▸ REQUIRED WORK: All lines holding the string "淡泊名利" are to be shown.

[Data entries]
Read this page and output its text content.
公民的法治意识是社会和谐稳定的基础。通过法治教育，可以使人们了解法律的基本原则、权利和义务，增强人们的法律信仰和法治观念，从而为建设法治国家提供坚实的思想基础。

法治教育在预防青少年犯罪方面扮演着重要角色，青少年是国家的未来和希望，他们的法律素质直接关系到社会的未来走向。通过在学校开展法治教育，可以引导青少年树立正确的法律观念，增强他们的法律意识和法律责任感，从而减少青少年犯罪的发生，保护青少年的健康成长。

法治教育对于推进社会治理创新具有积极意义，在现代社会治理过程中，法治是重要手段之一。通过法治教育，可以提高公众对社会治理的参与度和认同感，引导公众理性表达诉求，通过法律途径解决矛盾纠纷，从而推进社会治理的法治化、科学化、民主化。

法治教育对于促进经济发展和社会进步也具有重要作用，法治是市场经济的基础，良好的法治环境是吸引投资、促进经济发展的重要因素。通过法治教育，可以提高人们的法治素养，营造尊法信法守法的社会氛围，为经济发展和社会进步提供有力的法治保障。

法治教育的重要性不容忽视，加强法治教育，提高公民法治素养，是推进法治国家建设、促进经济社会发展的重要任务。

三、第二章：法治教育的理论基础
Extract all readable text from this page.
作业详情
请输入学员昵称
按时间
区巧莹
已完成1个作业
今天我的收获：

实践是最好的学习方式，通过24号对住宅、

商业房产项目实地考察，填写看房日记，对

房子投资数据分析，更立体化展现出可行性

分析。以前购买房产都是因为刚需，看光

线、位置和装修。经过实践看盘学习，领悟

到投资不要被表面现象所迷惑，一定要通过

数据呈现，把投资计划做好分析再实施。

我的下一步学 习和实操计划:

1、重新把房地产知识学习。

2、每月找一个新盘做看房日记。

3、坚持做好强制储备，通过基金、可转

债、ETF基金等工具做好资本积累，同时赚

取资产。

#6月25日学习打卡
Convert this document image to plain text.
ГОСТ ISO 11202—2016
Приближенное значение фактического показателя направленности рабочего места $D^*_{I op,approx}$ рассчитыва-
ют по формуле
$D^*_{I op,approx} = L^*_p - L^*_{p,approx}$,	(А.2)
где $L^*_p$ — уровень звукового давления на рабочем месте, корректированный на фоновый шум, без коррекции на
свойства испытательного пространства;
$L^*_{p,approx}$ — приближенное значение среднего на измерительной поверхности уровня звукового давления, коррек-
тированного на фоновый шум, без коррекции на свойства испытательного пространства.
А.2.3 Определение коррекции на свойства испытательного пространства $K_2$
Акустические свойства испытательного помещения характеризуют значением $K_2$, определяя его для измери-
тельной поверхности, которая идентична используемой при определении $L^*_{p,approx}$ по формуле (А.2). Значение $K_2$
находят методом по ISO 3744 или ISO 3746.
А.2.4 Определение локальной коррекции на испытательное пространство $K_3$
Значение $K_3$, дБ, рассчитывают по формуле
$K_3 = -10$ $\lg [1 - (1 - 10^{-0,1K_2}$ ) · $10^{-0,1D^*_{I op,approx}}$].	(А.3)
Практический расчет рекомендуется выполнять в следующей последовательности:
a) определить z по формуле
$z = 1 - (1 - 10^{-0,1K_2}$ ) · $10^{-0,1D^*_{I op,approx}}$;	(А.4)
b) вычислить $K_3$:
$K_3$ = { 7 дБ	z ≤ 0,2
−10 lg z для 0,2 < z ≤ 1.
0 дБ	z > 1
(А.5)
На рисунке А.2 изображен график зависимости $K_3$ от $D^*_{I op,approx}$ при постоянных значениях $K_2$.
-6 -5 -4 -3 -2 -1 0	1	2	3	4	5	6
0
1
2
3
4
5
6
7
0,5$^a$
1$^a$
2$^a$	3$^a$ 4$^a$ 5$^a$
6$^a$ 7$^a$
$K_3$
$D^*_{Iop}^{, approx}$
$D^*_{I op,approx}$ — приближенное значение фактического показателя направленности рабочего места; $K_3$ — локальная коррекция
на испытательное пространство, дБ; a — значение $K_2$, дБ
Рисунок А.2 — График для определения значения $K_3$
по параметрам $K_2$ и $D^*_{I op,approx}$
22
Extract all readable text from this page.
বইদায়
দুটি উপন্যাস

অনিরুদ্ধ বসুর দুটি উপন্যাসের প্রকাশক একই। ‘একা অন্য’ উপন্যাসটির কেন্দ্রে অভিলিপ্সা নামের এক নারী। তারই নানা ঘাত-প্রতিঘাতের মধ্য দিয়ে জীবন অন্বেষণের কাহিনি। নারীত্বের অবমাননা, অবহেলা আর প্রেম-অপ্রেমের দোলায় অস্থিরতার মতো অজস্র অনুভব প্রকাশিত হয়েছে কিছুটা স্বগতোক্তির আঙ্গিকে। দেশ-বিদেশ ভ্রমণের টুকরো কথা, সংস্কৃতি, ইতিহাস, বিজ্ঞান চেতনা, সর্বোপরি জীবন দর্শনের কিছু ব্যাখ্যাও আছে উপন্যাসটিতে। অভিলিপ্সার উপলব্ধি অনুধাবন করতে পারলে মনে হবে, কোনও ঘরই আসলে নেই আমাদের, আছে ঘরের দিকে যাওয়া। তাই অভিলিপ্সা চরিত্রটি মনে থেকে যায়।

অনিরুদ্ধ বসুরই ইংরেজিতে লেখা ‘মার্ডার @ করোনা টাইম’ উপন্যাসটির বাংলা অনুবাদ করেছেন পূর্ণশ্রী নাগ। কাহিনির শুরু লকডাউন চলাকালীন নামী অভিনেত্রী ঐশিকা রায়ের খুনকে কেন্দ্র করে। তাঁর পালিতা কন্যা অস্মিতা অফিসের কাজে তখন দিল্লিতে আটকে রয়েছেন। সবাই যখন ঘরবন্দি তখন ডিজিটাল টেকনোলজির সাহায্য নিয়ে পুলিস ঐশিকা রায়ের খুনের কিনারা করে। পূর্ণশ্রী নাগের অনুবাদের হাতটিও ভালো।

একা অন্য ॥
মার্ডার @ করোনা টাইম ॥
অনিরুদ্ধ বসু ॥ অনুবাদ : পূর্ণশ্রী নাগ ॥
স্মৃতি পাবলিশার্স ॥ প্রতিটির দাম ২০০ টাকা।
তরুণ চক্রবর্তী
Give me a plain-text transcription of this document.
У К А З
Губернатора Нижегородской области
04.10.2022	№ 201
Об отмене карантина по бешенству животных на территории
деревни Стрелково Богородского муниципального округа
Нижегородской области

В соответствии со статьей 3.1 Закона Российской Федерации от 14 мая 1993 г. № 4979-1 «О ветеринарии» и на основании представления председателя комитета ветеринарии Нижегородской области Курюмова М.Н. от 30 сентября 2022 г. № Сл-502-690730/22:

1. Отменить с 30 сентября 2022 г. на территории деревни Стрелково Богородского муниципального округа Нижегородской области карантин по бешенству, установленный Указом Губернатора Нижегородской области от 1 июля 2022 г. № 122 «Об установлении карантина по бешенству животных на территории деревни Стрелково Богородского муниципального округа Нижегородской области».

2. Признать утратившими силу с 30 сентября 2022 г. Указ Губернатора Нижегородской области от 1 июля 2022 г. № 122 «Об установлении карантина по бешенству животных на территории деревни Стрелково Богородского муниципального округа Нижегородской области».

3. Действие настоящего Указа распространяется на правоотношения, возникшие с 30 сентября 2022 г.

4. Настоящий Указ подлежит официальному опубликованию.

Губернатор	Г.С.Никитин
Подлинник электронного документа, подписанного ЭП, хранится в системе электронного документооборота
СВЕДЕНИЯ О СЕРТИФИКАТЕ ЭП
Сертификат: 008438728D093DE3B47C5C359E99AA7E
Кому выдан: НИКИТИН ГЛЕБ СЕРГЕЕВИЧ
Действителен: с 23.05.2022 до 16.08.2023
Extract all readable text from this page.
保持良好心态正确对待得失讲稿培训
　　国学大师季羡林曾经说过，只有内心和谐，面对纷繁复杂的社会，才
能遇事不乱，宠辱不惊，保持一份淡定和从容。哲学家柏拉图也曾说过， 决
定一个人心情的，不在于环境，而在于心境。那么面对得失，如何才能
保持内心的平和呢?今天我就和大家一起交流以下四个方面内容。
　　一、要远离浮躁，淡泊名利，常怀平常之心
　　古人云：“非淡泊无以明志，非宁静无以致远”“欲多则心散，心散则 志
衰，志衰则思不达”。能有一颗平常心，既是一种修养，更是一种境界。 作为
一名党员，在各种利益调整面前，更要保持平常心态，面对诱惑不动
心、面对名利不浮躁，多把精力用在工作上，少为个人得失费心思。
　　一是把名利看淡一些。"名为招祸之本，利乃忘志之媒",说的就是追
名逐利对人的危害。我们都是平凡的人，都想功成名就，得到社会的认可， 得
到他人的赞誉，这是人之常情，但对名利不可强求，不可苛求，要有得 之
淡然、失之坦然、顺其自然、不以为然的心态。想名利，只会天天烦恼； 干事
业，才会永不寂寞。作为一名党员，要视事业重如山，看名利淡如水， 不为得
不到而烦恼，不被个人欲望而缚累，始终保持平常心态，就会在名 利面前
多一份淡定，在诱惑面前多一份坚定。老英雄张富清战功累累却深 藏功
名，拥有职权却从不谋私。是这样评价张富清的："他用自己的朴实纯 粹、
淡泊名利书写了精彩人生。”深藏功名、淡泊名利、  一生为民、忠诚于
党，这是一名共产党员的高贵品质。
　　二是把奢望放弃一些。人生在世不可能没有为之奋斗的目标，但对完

▸ FINAL ANSWER:
　　一、要远离浮躁，淡泊名利，常怀平常之心
淡泊名利书写了精彩人生。”深藏功名、淡泊名利、  一生为民、忠诚于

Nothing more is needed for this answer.